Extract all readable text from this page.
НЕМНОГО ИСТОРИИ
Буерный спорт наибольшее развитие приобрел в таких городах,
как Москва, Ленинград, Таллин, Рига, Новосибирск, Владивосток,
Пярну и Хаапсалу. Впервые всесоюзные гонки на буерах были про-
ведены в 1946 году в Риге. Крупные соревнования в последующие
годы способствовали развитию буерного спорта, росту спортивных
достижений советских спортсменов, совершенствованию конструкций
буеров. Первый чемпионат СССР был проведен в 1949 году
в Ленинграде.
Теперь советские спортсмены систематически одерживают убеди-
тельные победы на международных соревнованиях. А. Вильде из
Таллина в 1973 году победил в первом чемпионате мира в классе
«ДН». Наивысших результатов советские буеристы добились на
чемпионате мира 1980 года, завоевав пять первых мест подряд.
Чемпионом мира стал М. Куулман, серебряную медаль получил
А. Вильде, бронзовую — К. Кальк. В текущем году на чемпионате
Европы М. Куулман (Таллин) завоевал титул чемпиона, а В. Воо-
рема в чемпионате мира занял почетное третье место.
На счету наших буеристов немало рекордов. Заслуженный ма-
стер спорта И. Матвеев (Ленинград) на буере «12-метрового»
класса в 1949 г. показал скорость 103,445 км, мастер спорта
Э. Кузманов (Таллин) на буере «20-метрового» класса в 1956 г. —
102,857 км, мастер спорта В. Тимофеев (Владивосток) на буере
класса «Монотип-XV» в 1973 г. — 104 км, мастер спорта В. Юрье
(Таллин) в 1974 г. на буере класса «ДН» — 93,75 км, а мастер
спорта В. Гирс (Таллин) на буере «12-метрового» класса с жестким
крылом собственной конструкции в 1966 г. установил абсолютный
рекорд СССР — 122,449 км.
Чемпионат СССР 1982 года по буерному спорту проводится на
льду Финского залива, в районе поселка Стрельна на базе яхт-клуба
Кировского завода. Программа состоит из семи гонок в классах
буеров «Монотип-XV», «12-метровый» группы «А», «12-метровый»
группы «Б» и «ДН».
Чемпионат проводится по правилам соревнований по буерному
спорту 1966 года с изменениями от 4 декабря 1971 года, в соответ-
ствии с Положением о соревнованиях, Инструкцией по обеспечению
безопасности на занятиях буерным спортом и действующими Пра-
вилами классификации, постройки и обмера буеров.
========================================
What you will do: Repeat back the data above, exact to the last character.

Finished answer:
Extract all readable text from this page.
НЕМНОГО ИСТОРИИ
Буерный спорт наибольшее развитие приобрел в таких городах,
как Москва, Ленинград, Таллин, Рига, Новосибирск, Владивосток,
Пярну и Хаапсалу. Впервые всесоюзные гонки на буерах были про-
ведены в 1946 году в Риге. Крупные соревнования в последующие
годы способствовали развитию буерного спорта, росту спортивных
достижений советских спортсменов, совершенствованию конструкций
буеров. Первый чемпионат СССР был проведен в 1949 году
в Ленинграде.
Теперь советские спортсмены систематически одерживают убеди-
тельные победы на международных соревнованиях. А. Вильде из
Таллина в 1973 году победил в первом чемпионате мира в классе
«ДН». Наивысших результатов советские буеристы добились на
чемпионате мира 1980 года, завоевав пять первых мест подряд.
Чемпионом мира стал М. Куулман, серебряную медаль получил
А. Вильде, бронзовую — К. Кальк. В текущем году на чемпионате
Европы М. Куулман (Таллин) завоевал титул чемпиона, а В. Воо-
рема в чемпионате мира занял почетное третье место.
На счету наших буеристов немало рекордов. Заслуженный ма-
стер спорта И. Матвеев (Ленинград) на буере «12-метрового»
класса в 1949 г. показал скорость 103,445 км, мастер спорта
Э. Кузманов (Таллин) на буере «20-метрового» класса в 1956 г. —
102,857 км, мастер спорта В. Тимофеев (Владивосток) на буере
класса «Монотип-XV» в 1973 г. — 104 км, мастер спорта В. Юрье
(Таллин) в 1974 г. на буере класса «ДН» — 93,75 км, а мастер
спорта В. Гирс (Таллин) на буере «12-метрового» класса с жестким
крылом собственной конструкции в 1966 г. установил абсолютный
рекорд СССР — 122,449 км.
Чемпионат СССР 1982 года по буерному спорту проводится на
льду Финского залива, в районе поселка Стрельна на базе яхт-клуба
Кировского завода. Программа состоит из семи гонок в классах
буеров «Монотип-XV», «12-метровый» группы «А», «12-метровый»
группы «Б» и «ДН».
Чемпионат проводится по правилам соревнований по буерному
спорту 1966 года с изменениями от 4 декабря 1971 года, в соответ-
ствии с Положением о соревнованиях, Инструкцией по обеспечению
безопасности на занятиях буерным спортом и действующими Пра-
вилами классификации, постройки и обмера буеров.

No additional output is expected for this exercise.